▸ **WHAT IS NEEDED**
Images are not part of the copy; transcribe all the data exactly.

▸ **DATA TO PROCESS**
········

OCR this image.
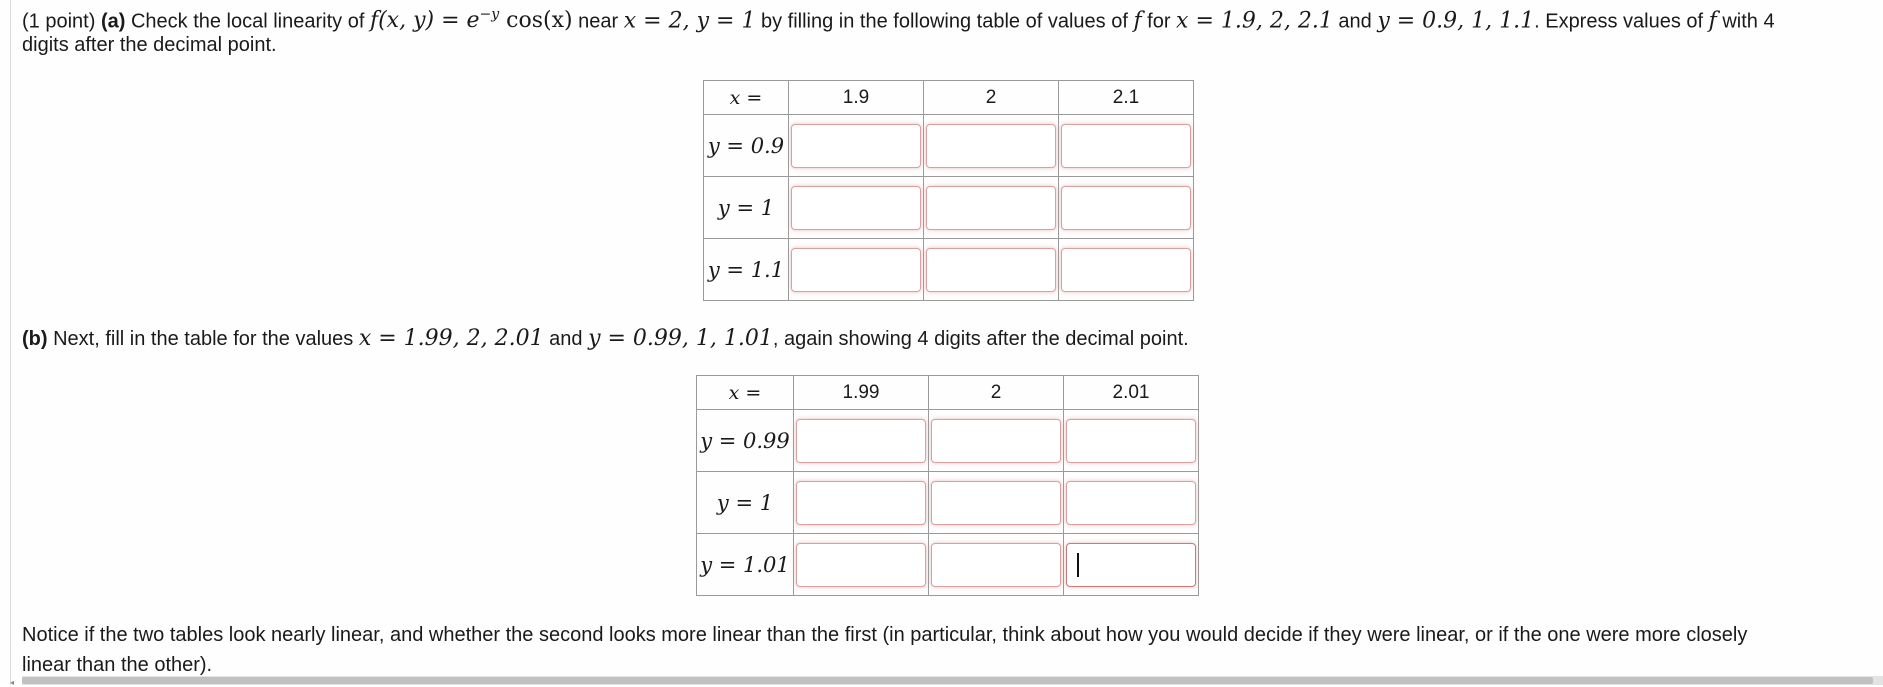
(1 point) (a) Check the local linearity of f(x, $y) = e^{-y}$ cos(x) near x = 2, y = 1 by filling in the following table of values of f for x = 1.9, 2, 2.1 and y = 0.9, 1, 1.1. Express values of f with 4

digits after the decimal point.

(b) Next, fill in the table for the values x = 1.99, 2, 2.01 and y = 0.99, 1, 1.01, again showing 4 digits after the decimal point.

Notice if the two tables look nearly linear, and whether the second looks more linear than the first (in particular, think about how you would decide if they were linear, or if the one were more closely

linear than the other).

x =	1.9	2	2.1
y = 0.9	

y = 1	

y = 1.1	

x =	1.99	2	2.01
y = 0.99	

y = 1	

y = 1.01	

◂
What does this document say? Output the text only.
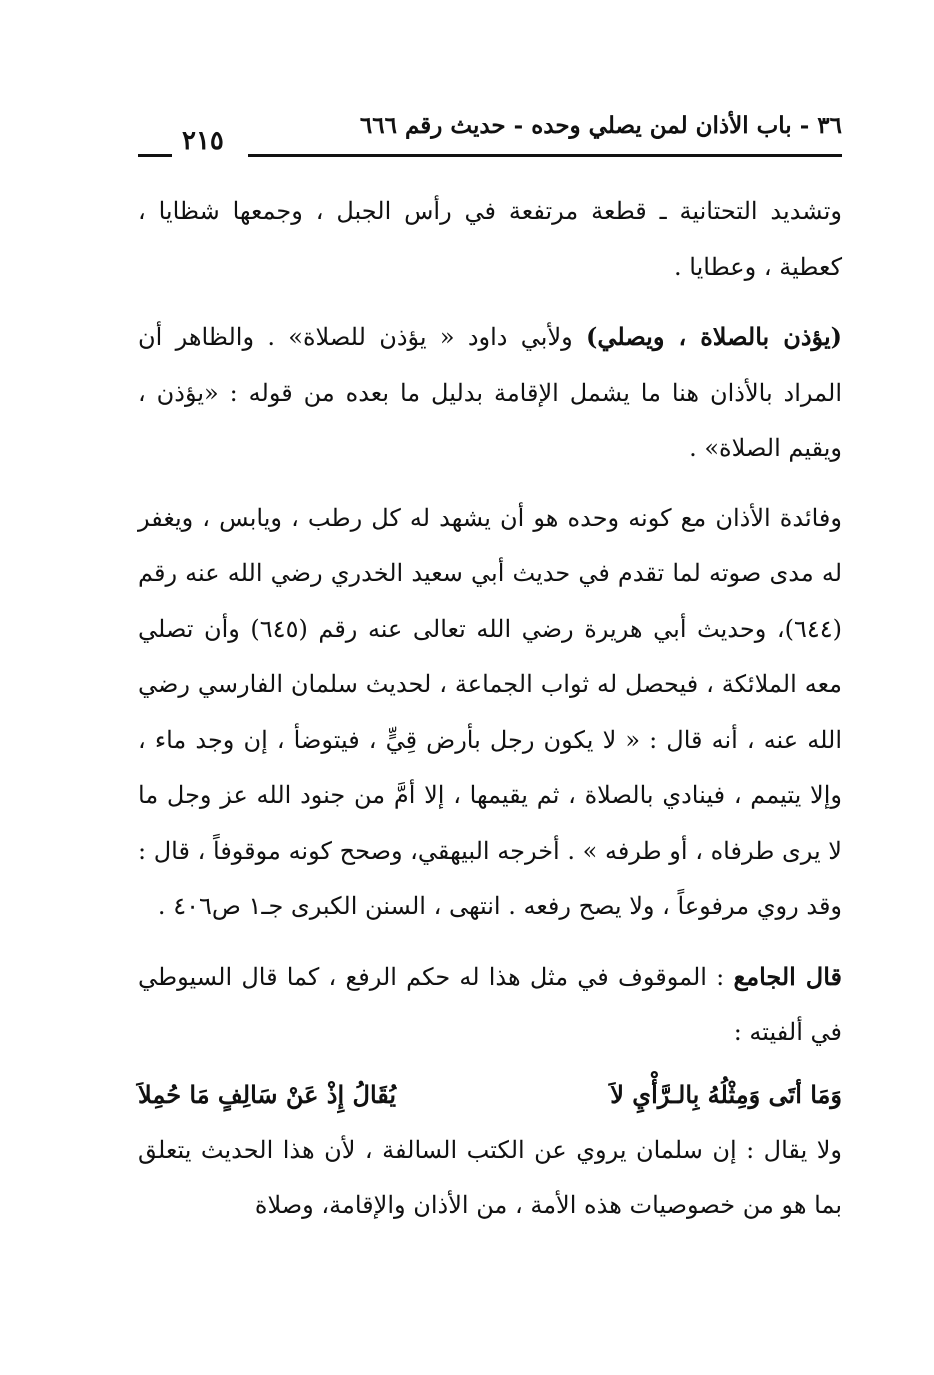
٣٦ - باب الأذان لمن يصلي وحده - حديث رقم ٦٦٦
٢١٥

وتشديد التحتانية ـ قطعة مرتفعة في رأس الجبل ، وجمعها شظايا ، كعطية ، وعطايا .

(يؤذن بالصلاة ، ويصلي) ولأبي داود « يؤذن للصلاة» . والظاهر أن المراد بالأذان هنا ما يشمل الإقامة بدليل ما بعده من قوله : «يؤذن ، ويقيم الصلاة» .

وفائدة الأذان مع كونه وحده هو أن يشهد له كل رطب ، ويابس ، ويغفر له مدى صوته لما تقدم في حديث أبي سعيد الخدري رضي الله عنه رقم (٦٤٤)، وحديث أبي هريرة رضي الله تعالى عنه رقم (٦٤٥) وأن تصلي معه الملائكة ، فيحصل له ثواب الجماعة ، لحديث سلمان الفارسي رضي الله عنه ، أنه قال : « لا يكون رجل بأرض قِيٍّ ، فيتوضأ ، إن وجد ماء ، وإلا يتيمم ، فينادي بالصلاة ، ثم يقيمها ، إلا أمَّ من جنود الله عز وجل ما لا يرى طرفاه ، أو طرفه » . أخرجه البيهقي، وصحح كونه موقوفاً ، قال : وقد روي مرفوعاً ، ولا يصح رفعه . انتهى ، السنن الكبرى جـ١ ص٤٠٦ .

قال الجامع : الموقوف في مثل هذا له حكم الرفع ، كما قال السيوطي في ألفيته :

وَمَا أتَى وَمِثْلُهُ بِالـرَّأْيِ لاَ
يُقَالُ إِذْ عَنْ سَالِفٍ مَا حُمِلاَ

ولا يقال : إن سلمان يروي عن الكتب السالفة ، لأن هذا الحديث يتعلق بما هو من خصوصيات هذه الأمة ، من الأذان والإقامة، وصلاة
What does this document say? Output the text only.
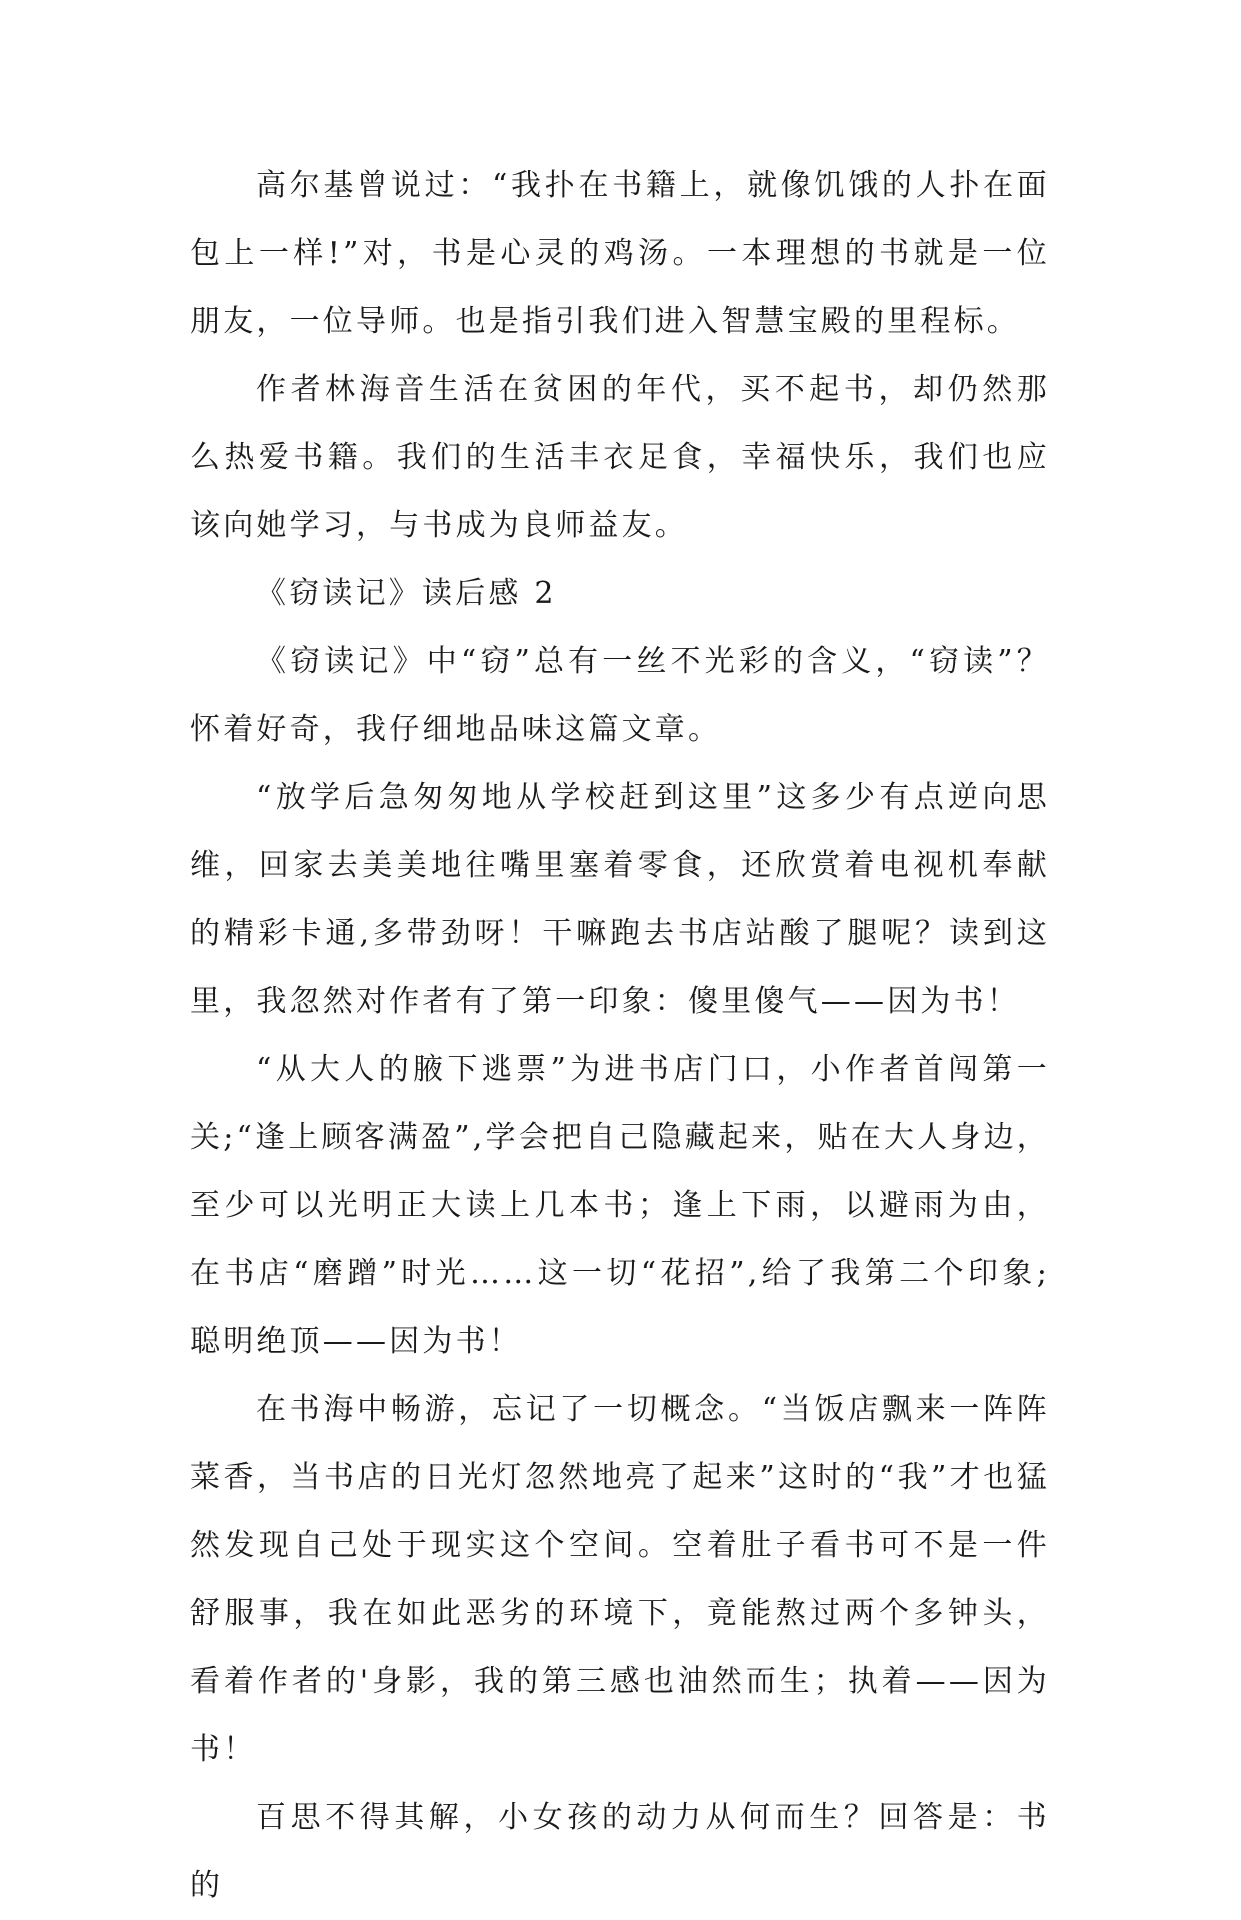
高尔基曾说过：“我扑在书籍上，就像饥饿的人扑在面包上一样!”对，书是心灵的鸡汤。一本理想的书就是一位朋友，一位导师。也是指引我们进入智慧宝殿的里程标。

作者林海音生活在贫困的年代，买不起书，却仍然那么热爱书籍。我们的生活丰衣足食，幸福快乐，我们也应该向她学习，与书成为良师益友。

《窃读记》读后感 2

《窃读记》中“窃”总有一丝不光彩的含义，“窃读”？怀着好奇，我仔细地品味这篇文章。

“放学后急匆匆地从学校赶到这里”这多少有点逆向思维，回家去美美地往嘴里塞着零食，还欣赏着电视机奉献的精彩卡通,多带劲呀！干嘛跑去书店站酸了腿呢？读到这里，我忽然对作者有了第一印象：傻里傻气——因为书！

“从大人的腋下逃票”为进书店门口，小作者首闯第一关;“逢上顾客满盈”,学会把自己隐藏起来，贴在大人身边，至少可以光明正大读上几本书；逢上下雨，以避雨为由，在书店“磨蹭”时光……这一切“花招”,给了我第二个印象;聪明绝顶——因为书！

在书海中畅游，忘记了一切概念。“当饭店飘来一阵阵菜香，当书店的日光灯忽然地亮了起来”这时的“我”才也猛然发现自己处于现实这个空间。空着肚子看书可不是一件舒服事，我在如此恶劣的环境下，竟能熬过两个多钟头，看着作者的'身影，我的第三感也油然而生；执着——因为书！

百思不得其解，小女孩的动力从何而生？回答是：书的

········

▸ **TASK RESULT**
OCR this image.
(1 point) (a) Check the local linearity of f(x, $y) = e^{-y}$ cos(x) near x = 2, y = 1 by filling in the following table of values of f for x = 1.9, 2, 2.1 and y = 0.9, 1, 1.1. Express values of f with 4

digits after the decimal point.

(b) Next, fill in the table for the values x = 1.99, 2, 2.01 and y = 0.99, 1, 1.01, again showing 4 digits after the decimal point.

Notice if the two tables look nearly linear, and whether the second looks more linear than the first (in particular, think about how you would decide if they were linear, or if the one were more closely

linear than the other).

x =	1.9	2	2.1
y = 0.9	

y = 1	

y = 1.1	

x =	1.99	2	2.01
y = 0.99	

y = 1	

y = 1.01	

◂
What does this document say? Output the text only.
٣٦ - باب الأذان لمن يصلي وحده - حديث رقم ٦٦٦
٢١٥

وتشديد التحتانية ـ قطعة مرتفعة في رأس الجبل ، وجمعها شظايا ، كعطية ، وعطايا .

(يؤذن بالصلاة ، ويصلي) ولأبي داود « يؤذن للصلاة» . والظاهر أن المراد بالأذان هنا ما يشمل الإقامة بدليل ما بعده من قوله : «يؤذن ، ويقيم الصلاة» .

وفائدة الأذان مع كونه وحده هو أن يشهد له كل رطب ، ويابس ، ويغفر له مدى صوته لما تقدم في حديث أبي سعيد الخدري رضي الله عنه رقم (٦٤٤)، وحديث أبي هريرة رضي الله تعالى عنه رقم (٦٤٥) وأن تصلي معه الملائكة ، فيحصل له ثواب الجماعة ، لحديث سلمان الفارسي رضي الله عنه ، أنه قال : « لا يكون رجل بأرض قِيٍّ ، فيتوضأ ، إن وجد ماء ، وإلا يتيمم ، فينادي بالصلاة ، ثم يقيمها ، إلا أمَّ من جنود الله عز وجل ما لا يرى طرفاه ، أو طرفه » . أخرجه البيهقي، وصحح كونه موقوفاً ، قال : وقد روي مرفوعاً ، ولا يصح رفعه . انتهى ، السنن الكبرى جـ١ ص٤٠٦ .

قال الجامع : الموقوف في مثل هذا له حكم الرفع ، كما قال السيوطي في ألفيته :

وَمَا أتَى وَمِثْلُهُ بِالـرَّأْيِ لاَ
يُقَالُ إِذْ عَنْ سَالِفٍ مَا حُمِلاَ

ولا يقال : إن سلمان يروي عن الكتب السالفة ، لأن هذا الحديث يتعلق بما هو من خصوصيات هذه الأمة ، من الأذان والإقامة، وصلاة
What does this document say? Output the text only.
高尔基曾说过：“我扑在书籍上，就像饥饿的人扑在面包上一样!”对，书是心灵的鸡汤。一本理想的书就是一位朋友，一位导师。也是指引我们进入智慧宝殿的里程标。

作者林海音生活在贫困的年代，买不起书，却仍然那么热爱书籍。我们的生活丰衣足食，幸福快乐，我们也应该向她学习，与书成为良师益友。

《窃读记》读后感 2

《窃读记》中“窃”总有一丝不光彩的含义，“窃读”？怀着好奇，我仔细地品味这篇文章。

“放学后急匆匆地从学校赶到这里”这多少有点逆向思维，回家去美美地往嘴里塞着零食，还欣赏着电视机奉献的精彩卡通,多带劲呀！干嘛跑去书店站酸了腿呢？读到这里，我忽然对作者有了第一印象：傻里傻气——因为书！

“从大人的腋下逃票”为进书店门口，小作者首闯第一关;“逢上顾客满盈”,学会把自己隐藏起来，贴在大人身边，至少可以光明正大读上几本书；逢上下雨，以避雨为由，在书店“磨蹭”时光……这一切“花招”,给了我第二个印象;聪明绝顶——因为书！

在书海中畅游，忘记了一切概念。“当饭店飘来一阵阵菜香，当书店的日光灯忽然地亮了起来”这时的“我”才也猛然发现自己处于现实这个空间。空着肚子看书可不是一件舒服事，我在如此恶劣的环境下，竟能熬过两个多钟头，看着作者的'身影，我的第三感也油然而生；执着——因为书！

百思不得其解，小女孩的动力从何而生？回答是：书的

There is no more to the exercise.